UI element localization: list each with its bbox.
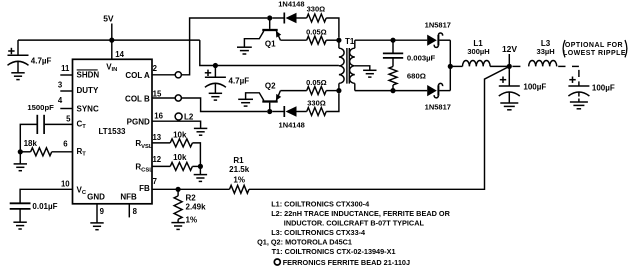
wire base to D2 bbox=[272, 111, 284, 113]
wire 18k to ground bbox=[19, 152, 21, 164]
wire pin 13 bbox=[152, 142, 170, 144]
capacitor C 100µF output bbox=[500, 77, 506, 83]
pin 9 GND stub bbox=[96, 204, 98, 223]
wire 10k lower to bus bbox=[192, 165, 200, 167]
ground under left 4.7µF bbox=[11, 73, 24, 80]
node snubber top bbox=[390, 38, 395, 43]
capacitor 0.01µF bbox=[10, 203, 31, 209]
transistor Q2 bbox=[246, 91, 282, 112]
svg-text:18k: 18k bbox=[24, 139, 38, 148]
resistor 330Ω bottom bbox=[307, 108, 326, 116]
resistor 10k upper bbox=[170, 139, 192, 147]
svg-text:L2: L2 bbox=[184, 112, 194, 121]
svg-text:5: 5 bbox=[66, 115, 71, 124]
svg-text:21.5k: 21.5k bbox=[229, 165, 250, 174]
ground under optional 100µF bbox=[570, 102, 588, 109]
diode D3 1N5817 top bbox=[427, 33, 442, 47]
wire D1 to 330Ω top bbox=[297, 17, 307, 19]
wire L1 to 12V node bbox=[490, 65, 509, 67]
wire PGND pin 16 bbox=[152, 121, 201, 128]
ferrite bead L2 bbox=[175, 113, 182, 120]
wire 10k upper to bus bbox=[192, 143, 200, 167]
svg-text:330Ω: 330Ω bbox=[307, 5, 326, 14]
svg-text:0.05Ω: 0.05Ω bbox=[306, 27, 327, 36]
ground under Q2 bbox=[238, 99, 253, 106]
svg-text:L3: COILTRONICS CTX33-4: L3: COILTRONICS CTX33-4 bbox=[271, 228, 366, 237]
wire pin 12 bbox=[152, 165, 170, 167]
wire 330Ω top to T1 bbox=[326, 18, 339, 38]
svg-text:RVSL: RVSL bbox=[135, 139, 153, 150]
svg-text:L1: COILTRONICS CTX300-4: L1: COILTRONICS CTX300-4 bbox=[271, 199, 370, 208]
note ferrite bead symbol bbox=[274, 259, 280, 265]
wire secondary centre tap bbox=[355, 66, 370, 71]
ground under tap 4.7µF bbox=[209, 93, 222, 100]
wire output rail bbox=[449, 40, 451, 90]
svg-text:5V: 5V bbox=[103, 14, 114, 24]
ferrite bead on COL A bbox=[175, 72, 181, 78]
wire base to D1 bbox=[272, 17, 284, 19]
inductor L1 300µH bbox=[463, 61, 491, 67]
svg-text:RT: RT bbox=[77, 147, 87, 158]
svg-text:1%: 1% bbox=[233, 175, 245, 184]
resistor 680Ω snubber bbox=[389, 67, 397, 85]
ground under Q1 bbox=[237, 47, 252, 54]
node Q2 base junction bbox=[267, 109, 272, 114]
wire feedback R1 to 12V node bbox=[249, 66, 509, 189]
svg-text:R1: R1 bbox=[233, 156, 244, 165]
svg-text:4.7µF: 4.7µF bbox=[229, 76, 250, 85]
diode D4 1N5817 bottom bbox=[427, 83, 442, 97]
svg-text:1500pF: 1500pF bbox=[27, 103, 54, 112]
svg-text:4: 4 bbox=[58, 96, 63, 105]
wire dashed 12V to L3 bbox=[512, 65, 520, 67]
svg-text:6: 6 bbox=[63, 139, 68, 148]
svg-text:DUTY: DUTY bbox=[77, 86, 99, 95]
svg-text:33µH: 33µH bbox=[537, 47, 555, 56]
svg-text:10: 10 bbox=[61, 180, 70, 189]
svg-text:T1: COILTRONICS CTX-02-13949-X: T1: COILTRONICS CTX-02-13949-X1 bbox=[272, 247, 396, 256]
node FB junction bbox=[176, 187, 181, 192]
svg-text:PGND: PGND bbox=[127, 117, 150, 126]
wire 5V rail bbox=[18, 39, 200, 41]
node Q1 base junction bbox=[267, 15, 272, 20]
svg-text:LT1533: LT1533 bbox=[99, 127, 127, 136]
svg-text:VC: VC bbox=[77, 185, 87, 196]
svg-text:16: 16 bbox=[154, 111, 163, 120]
svg-text:INDUCTOR. COILCRAFT B-07T TYPI: INDUCTOR. COILCRAFT B-07T TYPICAL bbox=[284, 218, 425, 227]
resistor 10k lower bbox=[170, 162, 192, 170]
wire 12V stub bbox=[508, 54, 510, 66]
node T1 primary top bbox=[336, 38, 341, 43]
wire rail to L1 bbox=[450, 65, 462, 67]
svg-text:1N5817: 1N5817 bbox=[425, 20, 451, 29]
ground pin 9 bbox=[90, 223, 103, 230]
capacitor 0.003µF snubber bbox=[392, 40, 394, 53]
svg-text:LOWEST RIPPLE: LOWEST RIPPLE bbox=[563, 50, 626, 57]
capacitor C 4.7µF input left bbox=[8, 48, 14, 54]
svg-text:14: 14 bbox=[115, 50, 124, 59]
wire VC pin 10 bbox=[20, 189, 72, 203]
ferrite bead on COL B bbox=[175, 95, 181, 101]
ground under L2 bbox=[194, 128, 207, 135]
svg-text:T1: T1 bbox=[345, 37, 355, 46]
svg-text:13: 13 bbox=[152, 133, 161, 142]
svg-text:15: 15 bbox=[153, 89, 162, 98]
inductor L3 33µH bbox=[529, 61, 557, 67]
svg-text:SYNC: SYNC bbox=[77, 104, 99, 113]
diode D1 1N4148 top bbox=[284, 13, 296, 24]
svg-text:Q2: Q2 bbox=[265, 82, 276, 91]
node output rail junction bbox=[448, 64, 453, 69]
svg-text:300µH: 300µH bbox=[467, 47, 489, 56]
wire COL A pin 2 bbox=[152, 74, 175, 76]
ground under 0.01µF bbox=[13, 222, 26, 229]
pin 4 SYNC stub bbox=[60, 108, 72, 110]
svg-text:12: 12 bbox=[152, 155, 161, 164]
wire dashed L3 to C4 bbox=[558, 65, 565, 67]
ground under 18k bbox=[14, 164, 27, 171]
transformer T1 secondary bbox=[354, 40, 356, 48]
svg-text:VIN: VIN bbox=[106, 63, 117, 74]
svg-text:330Ω: 330Ω bbox=[307, 98, 326, 107]
svg-text:680Ω: 680Ω bbox=[407, 71, 426, 80]
svg-text:FB: FB bbox=[139, 184, 150, 193]
wire 5V stub to VIN pin 14 bbox=[111, 24, 113, 60]
svg-text:0.05Ω: 0.05Ω bbox=[306, 78, 327, 87]
wire D2 to 330Ω bottom bbox=[297, 111, 307, 113]
svg-text:4.7µF: 4.7µF bbox=[31, 57, 52, 66]
wire COL B pin 15 bbox=[152, 97, 175, 99]
wire D3 to output rail bbox=[439, 39, 450, 41]
diode D2 1N4148 bottom bbox=[284, 106, 296, 117]
svg-text:Q1: Q1 bbox=[265, 40, 276, 49]
wire COL A riser bbox=[181, 18, 267, 75]
ground under output 100µF bbox=[500, 103, 518, 110]
ground under 10k bbox=[194, 175, 207, 182]
resistor 0.05Ω bottom bbox=[280, 90, 306, 92]
node 5V junction bbox=[109, 38, 114, 43]
svg-text:COL B: COL B bbox=[125, 94, 150, 103]
pin 3 DUTY stub bbox=[60, 90, 72, 92]
svg-text:7: 7 bbox=[153, 177, 157, 186]
wire secondary top rail bbox=[355, 39, 427, 41]
wire 10k junction to ground bbox=[199, 166, 201, 174]
wire 330Ω bottom to T1 bbox=[326, 93, 339, 111]
svg-text:CT: CT bbox=[77, 119, 87, 130]
resistor 0.05Ω top bbox=[280, 39, 306, 41]
resistor R2 2.49k bbox=[177, 189, 179, 196]
svg-text:NFB: NFB bbox=[120, 192, 137, 201]
node 18k junction bbox=[18, 149, 23, 154]
svg-text:Q1, Q2: MOTOROLA D45C1: Q1, Q2: MOTOROLA D45C1 bbox=[257, 237, 352, 246]
node snubber bottom bbox=[390, 88, 395, 93]
capacitor 1500pF bbox=[45, 123, 73, 125]
wire D4 to output rail bbox=[439, 90, 450, 92]
ground under R2 bbox=[171, 223, 184, 230]
wire FB pin 7 bbox=[152, 188, 230, 190]
node 10k junction bbox=[198, 164, 203, 169]
svg-text:12V: 12V bbox=[502, 44, 517, 54]
svg-text:1%: 1% bbox=[186, 215, 198, 224]
svg-text:0.01µF: 0.01µF bbox=[32, 202, 57, 211]
transformer T1 primary bbox=[338, 40, 340, 48]
op-amp U1 LT1533 body bbox=[73, 59, 153, 204]
capacitor C 4.7µF tap bbox=[205, 70, 211, 76]
wire 5V to T1 centre tap bbox=[200, 40, 339, 65]
svg-text:OPTIONAL FOR: OPTIONAL FOR bbox=[565, 42, 623, 49]
capacitor C 100µF optional bbox=[569, 77, 575, 83]
pin 11 SHDN stub bbox=[60, 74, 72, 76]
svg-text:100µF: 100µF bbox=[523, 82, 546, 91]
pin 8 NFB stub bbox=[128, 204, 130, 218]
svg-text:SHDN: SHDN bbox=[77, 71, 100, 80]
svg-text:FERRONICS FERRITE BEAD 21-110J: FERRONICS FERRITE BEAD 21-110J bbox=[283, 258, 410, 267]
svg-text:2: 2 bbox=[153, 64, 158, 73]
node 4.7µF tap junction bbox=[213, 63, 218, 68]
resistor 18k bbox=[20, 151, 30, 153]
transistor Q1 bbox=[244, 18, 281, 47]
wire secondary bottom rail bbox=[355, 90, 427, 92]
resistor R1 21.5k bbox=[230, 185, 249, 193]
svg-text:8: 8 bbox=[133, 207, 138, 216]
svg-text:10k: 10k bbox=[173, 153, 187, 162]
svg-text:COL A: COL A bbox=[125, 71, 150, 80]
node T1 primary bottom bbox=[336, 88, 341, 93]
label OPTIONAL FOR LOWEST RIPPLE bbox=[563, 40, 565, 57]
node 12V junction bbox=[507, 64, 512, 69]
svg-text:R2: R2 bbox=[186, 193, 197, 202]
ground secondary centre tap bbox=[363, 70, 376, 77]
svg-text:RCSL: RCSL bbox=[135, 163, 153, 174]
wire COL B to bottom row bbox=[181, 98, 267, 112]
svg-text:1N4148: 1N4148 bbox=[278, 0, 304, 8]
svg-text:11: 11 bbox=[61, 64, 70, 73]
svg-text:1N5817: 1N5817 bbox=[425, 102, 451, 111]
svg-text:GND: GND bbox=[87, 192, 105, 201]
svg-text:L2: 22nH TRACE INDUCTANCE, FER: L2: 22nH TRACE INDUCTANCE, FERRITE BEAD … bbox=[271, 209, 450, 218]
svg-text:9: 9 bbox=[100, 207, 105, 216]
transformer T1 core bbox=[347, 48, 349, 84]
svg-text:10k: 10k bbox=[173, 131, 187, 140]
svg-text:0.003µF: 0.003µF bbox=[407, 53, 436, 62]
svg-text:100µF: 100µF bbox=[592, 83, 615, 92]
svg-text:3: 3 bbox=[58, 81, 63, 90]
svg-text:2.49k: 2.49k bbox=[186, 203, 207, 212]
resistor 330Ω top bbox=[307, 14, 326, 22]
svg-text:1N4148: 1N4148 bbox=[279, 120, 305, 129]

:::::

▸ Given problem
Repeat everything from the line containing "wire base to D2 bbox=[272, 111, 284, 113]" down to the line containing "ground under left 4.7µF bbox=[11, 73, 24, 80]", including both of those lines.

▸ Solution to this exercise
wire base to D2 bbox=[272, 111, 284, 113]
wire 18k to ground bbox=[19, 152, 21, 164]
wire pin 13 bbox=[152, 142, 170, 144]
capacitor C 100µF output bbox=[500, 77, 506, 83]
pin 9 GND stub bbox=[96, 204, 98, 223]
wire 10k lower to bus bbox=[192, 165, 200, 167]
ground under left 4.7µF bbox=[11, 73, 24, 80]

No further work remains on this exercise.